### WHAT YOU HAVE TO DO
Would you transcribe the whole listing exactly, minus its pictures?

### INPUT
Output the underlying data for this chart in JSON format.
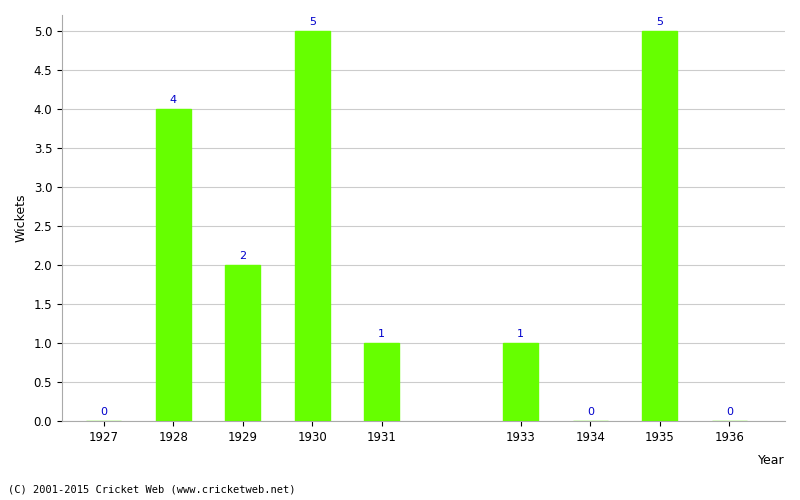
{
  "years": [
    1927,
    1928,
    1929,
    1930,
    1931,
    1933,
    1934,
    1935,
    1936
  ],
  "wickets": [
    0,
    4,
    2,
    5,
    1,
    1,
    0,
    5,
    0
  ],
  "bar_color": "#66ff00",
  "label_color": "#0000cc",
  "xlabel": "Year",
  "ylabel": "Wickets",
  "ylim": [
    0,
    5.2
  ],
  "yticks": [
    0.0,
    0.5,
    1.0,
    1.5,
    2.0,
    2.5,
    3.0,
    3.5,
    4.0,
    4.5,
    5.0
  ],
  "background_color": "#ffffff",
  "grid_color": "#cccccc",
  "footer": "(C) 2001-2015 Cricket Web (www.cricketweb.net)",
  "label_fontsize": 8,
  "axis_label_fontsize": 9,
  "tick_fontsize": 8.5,
  "bar_width": 0.5
}
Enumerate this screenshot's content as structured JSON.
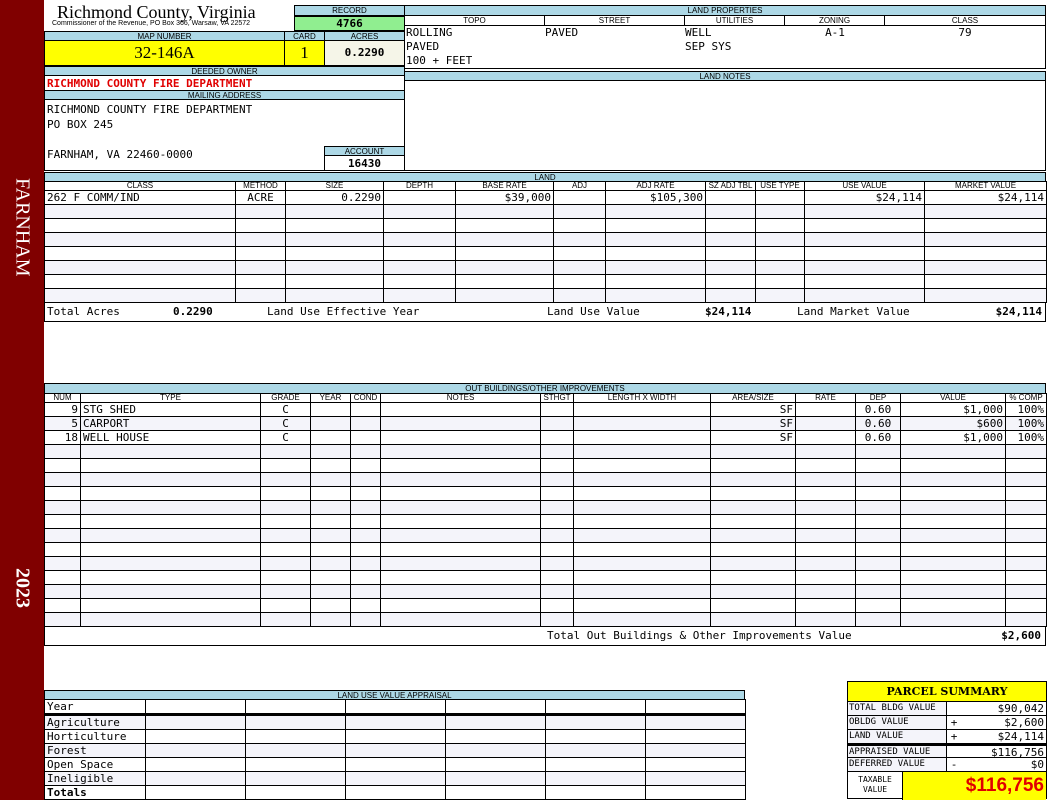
{
  "sidebar": {
    "district": "FARNHAM",
    "year": "2023",
    "color": "#800000"
  },
  "header": {
    "title": "Richmond County, Virginia",
    "subtitle": "Commissioner of the Revenue, PO Box 366, Warsaw, VA 22572"
  },
  "record": {
    "label": "RECORD",
    "value": "4766"
  },
  "parcel": {
    "map_label": "MAP NUMBER",
    "map_number": "32-146A",
    "card_label": "CARD",
    "card": "1",
    "acres_label": "ACRES",
    "acres": "0.2290"
  },
  "owner": {
    "label": "DEEDED OWNER",
    "name": "RICHMOND COUNTY FIRE DEPARTMENT",
    "mailing_label": "MAILING ADDRESS",
    "address": [
      "RICHMOND COUNTY FIRE DEPARTMENT",
      "PO BOX 245",
      "",
      "FARNHAM, VA 22460-0000"
    ],
    "account_label": "ACCOUNT",
    "account": "16430"
  },
  "land_properties": {
    "label": "LAND PROPERTIES",
    "columns": [
      "TOPO",
      "STREET",
      "UTILITIES",
      "ZONING",
      "CLASS"
    ],
    "topo": [
      "ROLLING",
      "PAVED",
      "100 + FEET"
    ],
    "street": [
      "PAVED"
    ],
    "utilities": [
      "WELL",
      "SEP SYS"
    ],
    "zoning": "A-1",
    "class": "79"
  },
  "land_notes": {
    "label": "LAND NOTES"
  },
  "land": {
    "label": "LAND",
    "columns": [
      "CLASS",
      "METHOD",
      "SIZE",
      "DEPTH",
      "BASE RATE",
      "ADJ",
      "ADJ RATE",
      "SZ ADJ TBL",
      "USE TYPE",
      "USE VALUE",
      "MARKET VALUE"
    ],
    "rows": [
      [
        "262 F COMM/IND",
        "ACRE",
        "0.2290",
        "",
        "$39,000",
        "",
        "$105,300",
        "",
        "",
        "$24,114",
        "$24,114"
      ]
    ],
    "totals": {
      "acres_label": "Total Acres",
      "acres": "0.2290",
      "eff_year_label": "Land Use Effective Year",
      "use_value_label": "Land Use Value",
      "use_value": "$24,114",
      "market_label": "Land Market Value",
      "market_value": "$24,114"
    }
  },
  "outbuildings": {
    "label": "OUT BUILDINGS/OTHER IMPROVEMENTS",
    "columns": [
      "NUM",
      "TYPE",
      "GRADE",
      "YEAR",
      "COND",
      "NOTES",
      "STHGT",
      "LENGTH X WIDTH",
      "AREA/SIZE",
      "RATE",
      "DEP",
      "VALUE",
      "% COMP"
    ],
    "rows": [
      [
        "9",
        "STG SHED",
        "C",
        "",
        "",
        "",
        "",
        "",
        "SF",
        "",
        "0.60",
        "$1,000",
        "100%"
      ],
      [
        "5",
        "CARPORT",
        "C",
        "",
        "",
        "",
        "",
        "",
        "SF",
        "",
        "0.60",
        "$600",
        "100%"
      ],
      [
        "18",
        "WELL HOUSE",
        "C",
        "",
        "",
        "",
        "",
        "",
        "SF",
        "",
        "0.60",
        "$1,000",
        "100%"
      ]
    ],
    "total_label": "Total Out Buildings & Other Improvements Value",
    "total": "$2,600"
  },
  "land_use_appraisal": {
    "label": "LAND USE VALUE APPRAISAL",
    "year_label": "Year",
    "rows": [
      "Agriculture",
      "Horticulture",
      "Forest",
      "Open Space",
      "Ineligible"
    ],
    "totals_label": "Totals"
  },
  "summary": {
    "title": "PARCEL SUMMARY",
    "rows": [
      {
        "label": "TOTAL BLDG VALUE",
        "sign": "",
        "value": "$90,042"
      },
      {
        "label": "OBLDG VALUE",
        "sign": "+",
        "value": "$2,600"
      },
      {
        "label": "LAND VALUE",
        "sign": "+",
        "value": "$24,114"
      },
      {
        "label": "APPRAISED VALUE",
        "sign": "",
        "value": "$116,756"
      },
      {
        "label": "DEFERRED VALUE",
        "sign": "-",
        "value": "$0"
      }
    ],
    "taxable_label": "TAXABLE VALUE",
    "taxable": "$116,756"
  }
}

### EXERCISE ANSWER
Output the underlying data for this chart in JSON format.
{
  "years": [
    1927,
    1928,
    1929,
    1930,
    1931,
    1933,
    1934,
    1935,
    1936
  ],
  "wickets": [
    0,
    4,
    2,
    5,
    1,
    1,
    0,
    5,
    0
  ],
  "bar_color": "#66ff00",
  "label_color": "#0000cc",
  "xlabel": "Year",
  "ylabel": "Wickets",
  "ylim": [
    0,
    5.2
  ],
  "yticks": [
    0.0,
    0.5,
    1.0,
    1.5,
    2.0,
    2.5,
    3.0,
    3.5,
    4.0,
    4.5,
    5.0
  ],
  "background_color": "#ffffff",
  "grid_color": "#cccccc",
  "footer": "(C) 2001-2015 Cricket Web (www.cricketweb.net)",
  "label_fontsize": 8,
  "axis_label_fontsize": 9,
  "tick_fontsize": 8.5,
  "bar_width": 0.5
}
Enumerate this screenshot's content as structured JSON.
{
  "sidebar": {
    "district": "FARNHAM",
    "year": "2023",
    "color": "#800000"
  },
  "header": {
    "title": "Richmond County, Virginia",
    "subtitle": "Commissioner of the Revenue, PO Box 366, Warsaw, VA 22572"
  },
  "record": {
    "label": "RECORD",
    "value": "4766"
  },
  "parcel": {
    "map_label": "MAP NUMBER",
    "map_number": "32-146A",
    "card_label": "CARD",
    "card": "1",
    "acres_label": "ACRES",
    "acres": "0.2290"
  },
  "owner": {
    "label": "DEEDED OWNER",
    "name": "RICHMOND COUNTY FIRE DEPARTMENT",
    "mailing_label": "MAILING ADDRESS",
    "address": [
      "RICHMOND COUNTY FIRE DEPARTMENT",
      "PO BOX 245",
      "",
      "FARNHAM, VA 22460-0000"
    ],
    "account_label": "ACCOUNT",
    "account": "16430"
  },
  "land_properties": {
    "label": "LAND PROPERTIES",
    "columns": [
      "TOPO",
      "STREET",
      "UTILITIES",
      "ZONING",
      "CLASS"
    ],
    "topo": [
      "ROLLING",
      "PAVED",
      "100 + FEET"
    ],
    "street": [
      "PAVED"
    ],
    "utilities": [
      "WELL",
      "SEP SYS"
    ],
    "zoning": "A-1",
    "class": "79"
  },
  "land_notes": {
    "label": "LAND NOTES"
  },
  "land": {
    "label": "LAND",
    "columns": [
      "CLASS",
      "METHOD",
      "SIZE",
      "DEPTH",
      "BASE RATE",
      "ADJ",
      "ADJ RATE",
      "SZ ADJ TBL",
      "USE TYPE",
      "USE VALUE",
      "MARKET VALUE"
    ],
    "rows": [
      [
        "262 F COMM/IND",
        "ACRE",
        "0.2290",
        "",
        "$39,000",
        "",
        "$105,300",
        "",
        "",
        "$24,114",
        "$24,114"
      ]
    ],
    "totals": {
      "acres_label": "Total Acres",
      "acres": "0.2290",
      "eff_year_label": "Land Use Effective Year",
      "use_value_label": "Land Use Value",
      "use_value": "$24,114",
      "market_label": "Land Market Value",
      "market_value": "$24,114"
    }
  },
  "outbuildings": {
    "label": "OUT BUILDINGS/OTHER IMPROVEMENTS",
    "columns": [
      "NUM",
      "TYPE",
      "GRADE",
      "YEAR",
      "COND",
      "NOTES",
      "STHGT",
      "LENGTH X WIDTH",
      "AREA/SIZE",
      "RATE",
      "DEP",
      "VALUE",
      "% COMP"
    ],
    "rows": [
      [
        "9",
        "STG SHED",
        "C",
        "",
        "",
        "",
        "",
        "",
        "SF",
        "",
        "0.60",
        "$1,000",
        "100%"
      ],
      [
        "5",
        "CARPORT",
        "C",
        "",
        "",
        "",
        "",
        "",
        "SF",
        "",
        "0.60",
        "$600",
        "100%"
      ],
      [
        "18",
        "WELL HOUSE",
        "C",
        "",
        "",
        "",
        "",
        "",
        "SF",
        "",
        "0.60",
        "$1,000",
        "100%"
      ]
    ],
    "total_label": "Total Out Buildings & Other Improvements Value",
    "total": "$2,600"
  },
  "land_use_appraisal": {
    "label": "LAND USE VALUE APPRAISAL",
    "year_label": "Year",
    "rows": [
      "Agriculture",
      "Horticulture",
      "Forest",
      "Open Space",
      "Ineligible"
    ],
    "totals_label": "Totals"
  },
  "summary": {
    "title": "PARCEL SUMMARY",
    "rows": [
      {
        "label": "TOTAL BLDG VALUE",
        "sign": "",
        "value": "$90,042"
      },
      {
        "label": "OBLDG VALUE",
        "sign": "+",
        "value": "$2,600"
      },
      {
        "label": "LAND VALUE",
        "sign": "+",
        "value": "$24,114"
      },
      {
        "label": "APPRAISED VALUE",
        "sign": "",
        "value": "$116,756"
      },
      {
        "label": "DEFERRED VALUE",
        "sign": "-",
        "value": "$0"
      }
    ],
    "taxable_label": "TAXABLE VALUE",
    "taxable": "$116,756"
  }
}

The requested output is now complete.